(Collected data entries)
━━━━━━━━━━━━━━━━━━━━
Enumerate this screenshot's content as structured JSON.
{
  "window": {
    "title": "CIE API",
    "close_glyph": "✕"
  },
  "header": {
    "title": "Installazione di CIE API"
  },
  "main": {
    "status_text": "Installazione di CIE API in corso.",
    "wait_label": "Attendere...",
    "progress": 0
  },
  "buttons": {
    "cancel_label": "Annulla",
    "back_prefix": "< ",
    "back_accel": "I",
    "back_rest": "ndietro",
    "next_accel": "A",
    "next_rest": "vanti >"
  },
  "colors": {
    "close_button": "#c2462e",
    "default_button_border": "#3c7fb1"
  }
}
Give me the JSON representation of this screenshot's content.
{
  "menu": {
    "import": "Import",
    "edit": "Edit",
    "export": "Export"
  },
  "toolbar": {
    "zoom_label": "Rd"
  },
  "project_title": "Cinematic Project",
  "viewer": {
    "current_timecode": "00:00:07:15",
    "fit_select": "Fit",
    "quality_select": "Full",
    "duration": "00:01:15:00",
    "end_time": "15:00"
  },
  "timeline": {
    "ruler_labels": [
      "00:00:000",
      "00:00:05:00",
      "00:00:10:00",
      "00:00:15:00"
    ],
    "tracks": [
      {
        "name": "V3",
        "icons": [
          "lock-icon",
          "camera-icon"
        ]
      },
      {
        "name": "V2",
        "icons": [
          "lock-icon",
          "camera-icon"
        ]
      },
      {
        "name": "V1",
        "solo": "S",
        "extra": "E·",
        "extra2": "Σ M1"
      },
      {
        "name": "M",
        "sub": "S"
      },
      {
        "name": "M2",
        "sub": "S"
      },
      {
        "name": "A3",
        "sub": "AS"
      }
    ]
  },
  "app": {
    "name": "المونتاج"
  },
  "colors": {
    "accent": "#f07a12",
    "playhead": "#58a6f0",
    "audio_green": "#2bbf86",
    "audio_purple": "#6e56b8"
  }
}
━━━━━━━━━━━━━━━━━━━━
**TASK DIRECTIONS**
Lines of the material that contain the word "content" are to be gathered.

**ANSWER FOR THIS EXERCISE**
Enumerate this screenshot's content as structured JSON.
Give me the JSON representation of this screenshot's content.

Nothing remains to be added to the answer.